Excerto do texto:
^^^^^^^^
Mas seria nesse mesmo Estoril em que viveu momentos tão felizes (como o seu idílio de juventude com Maria Gabriela de Sabóia, filha do também exilado rei de Itália, Umberto), que o futuro rei de Espanha conheceria a maior tragédia da sua vida: a morte do irmão mais novo, Alfonsito, de 14 anos, por si atingido com um disparo acidental de pistola, na Quinta-feira Santa de 1956, que calhou a 29 de março. A mãe de ambos recordaria mais tarde: "Eu estava a ler na minha salinha e Juan, ao lado, no seu escritório. De repente, ouvi Juanito, que descia as escadas, dizer à senhorita que então tínhamos: Não! Tenho de ser eu a dizê-lo! Mami, mami! Não precisei de ouvir mais. Percebi tudo. A mim parou-se-me a vida." Como nos diz José de Bouza Serrano: "Deve ter sido tremendo tudo aquilo, com o Conde de Barcelona a exigir ao filho que lhe jurasse, de joelhos, que não tinha feito de propósito." Mais tarde, Don Juan dirigiu-se à Boca do Inferno e lançou ao mar a arma fatal. Como também nos diz o autor do livro, a família nunca mais foi a mesma, sobretudo a Condessa, que nunca recuperou inteiramente da perda do filho mais novo em circunstâncias tão trágicas.
^^^^^^^^
Dados fornecidos:
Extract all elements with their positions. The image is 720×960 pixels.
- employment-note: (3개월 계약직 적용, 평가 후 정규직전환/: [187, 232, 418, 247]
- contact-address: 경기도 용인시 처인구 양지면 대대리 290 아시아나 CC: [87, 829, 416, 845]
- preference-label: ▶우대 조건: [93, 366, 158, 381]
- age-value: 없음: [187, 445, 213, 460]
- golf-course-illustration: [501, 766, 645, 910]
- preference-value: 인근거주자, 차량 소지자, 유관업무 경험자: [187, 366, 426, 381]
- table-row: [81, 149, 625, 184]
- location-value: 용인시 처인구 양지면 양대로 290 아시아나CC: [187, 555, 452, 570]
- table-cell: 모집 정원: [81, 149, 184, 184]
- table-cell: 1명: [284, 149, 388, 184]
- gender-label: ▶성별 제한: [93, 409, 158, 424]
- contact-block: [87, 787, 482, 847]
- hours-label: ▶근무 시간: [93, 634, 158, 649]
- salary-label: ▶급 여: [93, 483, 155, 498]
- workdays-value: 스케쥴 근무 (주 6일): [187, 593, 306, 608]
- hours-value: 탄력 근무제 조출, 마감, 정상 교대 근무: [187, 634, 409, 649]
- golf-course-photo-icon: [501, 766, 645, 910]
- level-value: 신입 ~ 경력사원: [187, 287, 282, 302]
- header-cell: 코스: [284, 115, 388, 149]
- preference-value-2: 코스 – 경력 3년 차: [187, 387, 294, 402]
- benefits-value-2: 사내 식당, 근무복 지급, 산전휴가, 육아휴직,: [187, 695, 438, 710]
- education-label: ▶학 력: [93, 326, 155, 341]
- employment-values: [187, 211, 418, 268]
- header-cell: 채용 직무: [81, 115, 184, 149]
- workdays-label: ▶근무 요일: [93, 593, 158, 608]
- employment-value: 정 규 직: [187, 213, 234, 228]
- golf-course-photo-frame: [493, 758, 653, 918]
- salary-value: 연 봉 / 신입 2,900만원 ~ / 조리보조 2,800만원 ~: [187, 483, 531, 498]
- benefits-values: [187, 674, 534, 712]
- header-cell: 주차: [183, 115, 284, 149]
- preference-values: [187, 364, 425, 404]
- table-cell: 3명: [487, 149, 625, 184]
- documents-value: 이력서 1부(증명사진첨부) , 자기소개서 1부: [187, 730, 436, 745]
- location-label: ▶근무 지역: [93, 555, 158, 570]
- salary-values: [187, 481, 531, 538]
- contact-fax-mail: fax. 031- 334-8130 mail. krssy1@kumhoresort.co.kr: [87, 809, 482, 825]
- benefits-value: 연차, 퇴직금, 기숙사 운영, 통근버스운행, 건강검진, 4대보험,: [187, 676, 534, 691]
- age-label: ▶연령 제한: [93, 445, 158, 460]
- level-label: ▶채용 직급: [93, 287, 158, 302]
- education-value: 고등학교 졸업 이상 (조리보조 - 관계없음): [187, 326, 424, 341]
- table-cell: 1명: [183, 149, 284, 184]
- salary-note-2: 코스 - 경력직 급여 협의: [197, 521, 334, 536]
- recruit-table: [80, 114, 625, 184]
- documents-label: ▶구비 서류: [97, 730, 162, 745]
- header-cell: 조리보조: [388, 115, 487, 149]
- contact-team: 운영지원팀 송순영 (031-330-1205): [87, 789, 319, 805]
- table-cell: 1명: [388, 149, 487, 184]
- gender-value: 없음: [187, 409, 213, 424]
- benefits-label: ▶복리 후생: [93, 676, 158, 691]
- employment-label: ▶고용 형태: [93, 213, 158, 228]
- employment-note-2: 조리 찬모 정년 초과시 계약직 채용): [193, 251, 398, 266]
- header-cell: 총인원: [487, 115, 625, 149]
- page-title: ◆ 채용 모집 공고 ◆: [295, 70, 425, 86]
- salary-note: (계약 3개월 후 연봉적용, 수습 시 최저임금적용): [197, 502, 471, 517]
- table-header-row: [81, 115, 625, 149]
^^^^^^^^
Requisitos da tarefa: No excerto do texto sobre a morte de Alfonsito, o que fez Don Juan com a arma fatal?

Resultado do exercício: Foi à Boca do Inferno e lançou-a ao mar.